• _About this task_
Transcribe every entry precisely, omitting nothing.

• _Items from a document page collection_
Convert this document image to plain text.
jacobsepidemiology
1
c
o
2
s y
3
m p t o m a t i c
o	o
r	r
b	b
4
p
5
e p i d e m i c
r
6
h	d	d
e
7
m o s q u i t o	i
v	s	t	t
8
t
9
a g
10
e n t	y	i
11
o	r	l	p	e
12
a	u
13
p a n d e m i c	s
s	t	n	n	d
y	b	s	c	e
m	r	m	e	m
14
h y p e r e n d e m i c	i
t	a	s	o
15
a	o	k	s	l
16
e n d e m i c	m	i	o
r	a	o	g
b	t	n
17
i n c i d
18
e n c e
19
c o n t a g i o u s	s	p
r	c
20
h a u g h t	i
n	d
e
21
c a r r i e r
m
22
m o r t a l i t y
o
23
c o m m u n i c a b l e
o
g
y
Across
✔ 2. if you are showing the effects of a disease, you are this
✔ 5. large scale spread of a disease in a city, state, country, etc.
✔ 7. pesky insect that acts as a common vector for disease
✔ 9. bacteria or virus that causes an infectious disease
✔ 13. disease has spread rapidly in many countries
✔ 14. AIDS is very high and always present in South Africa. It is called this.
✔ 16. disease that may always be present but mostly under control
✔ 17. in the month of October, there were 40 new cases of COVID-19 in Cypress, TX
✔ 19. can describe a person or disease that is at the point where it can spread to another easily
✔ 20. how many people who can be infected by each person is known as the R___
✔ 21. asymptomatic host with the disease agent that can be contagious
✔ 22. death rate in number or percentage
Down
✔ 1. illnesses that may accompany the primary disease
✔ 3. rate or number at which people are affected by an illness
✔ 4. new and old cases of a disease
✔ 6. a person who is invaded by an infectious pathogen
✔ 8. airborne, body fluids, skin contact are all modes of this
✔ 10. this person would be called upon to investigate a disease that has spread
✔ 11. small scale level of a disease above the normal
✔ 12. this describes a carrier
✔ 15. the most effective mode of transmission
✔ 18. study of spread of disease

• _Answer for the task_
Convert this document image to plain text.
jacobsepidemiology
1
c
o
2
s y
3
m p t o m a t i c
o	o
r	r
b	b
4
p
5
e p i d e m i c
r
6
h	d	d
e
7
m o s q u i t o	i
v	s	t	t
8
t
9
a g
10
e n t	y	i
11
o	r	l	p	e
12
a	u
13
p a n d e m i c	s
s	t	n	n	d
y	b	s	c	e
m	r	m	e	m
14
h y p e r e n d e m i c	i
t	a	s	o
15
a	o	k	s	l
16
e n d e m i c	m	i	o
r	a	o	g
b	t	n
17
i n c i d
18
e n c e
19
c o n t a g i o u s	s	p
r	c
20
h a u g h t	i
n	d
e
21
c a r r i e r
m
22
m o r t a l i t y
o
23
c o m m u n i c a b l e
o
g
y
Across
✔ 2. if you are showing the effects of a disease, you are this
✔ 5. large scale spread of a disease in a city, state, country, etc.
✔ 7. pesky insect that acts as a common vector for disease
✔ 9. bacteria or virus that causes an infectious disease
✔ 13. disease has spread rapidly in many countries
✔ 14. AIDS is very high and always present in South Africa. It is called this.
✔ 16. disease that may always be present but mostly under control
✔ 17. in the month of October, there were 40 new cases of COVID-19 in Cypress, TX
✔ 19. can describe a person or disease that is at the point where it can spread to another easily
✔ 20. how many people who can be infected by each person is known as the R___
✔ 21. asymptomatic host with the disease agent that can be contagious
✔ 22. death rate in number or percentage
Down
✔ 1. illnesses that may accompany the primary disease
✔ 3. rate or number at which people are affected by an illness
✔ 4. new and old cases of a disease
✔ 6. a person who is invaded by an infectious pathogen
✔ 8. airborne, body fluids, skin contact are all modes of this
✔ 10. this person would be called upon to investigate a disease that has spread
✔ 11. small scale level of a disease above the normal
✔ 12. this describes a carrier
✔ 15. the most effective mode of transmission
✔ 18. study of spread of disease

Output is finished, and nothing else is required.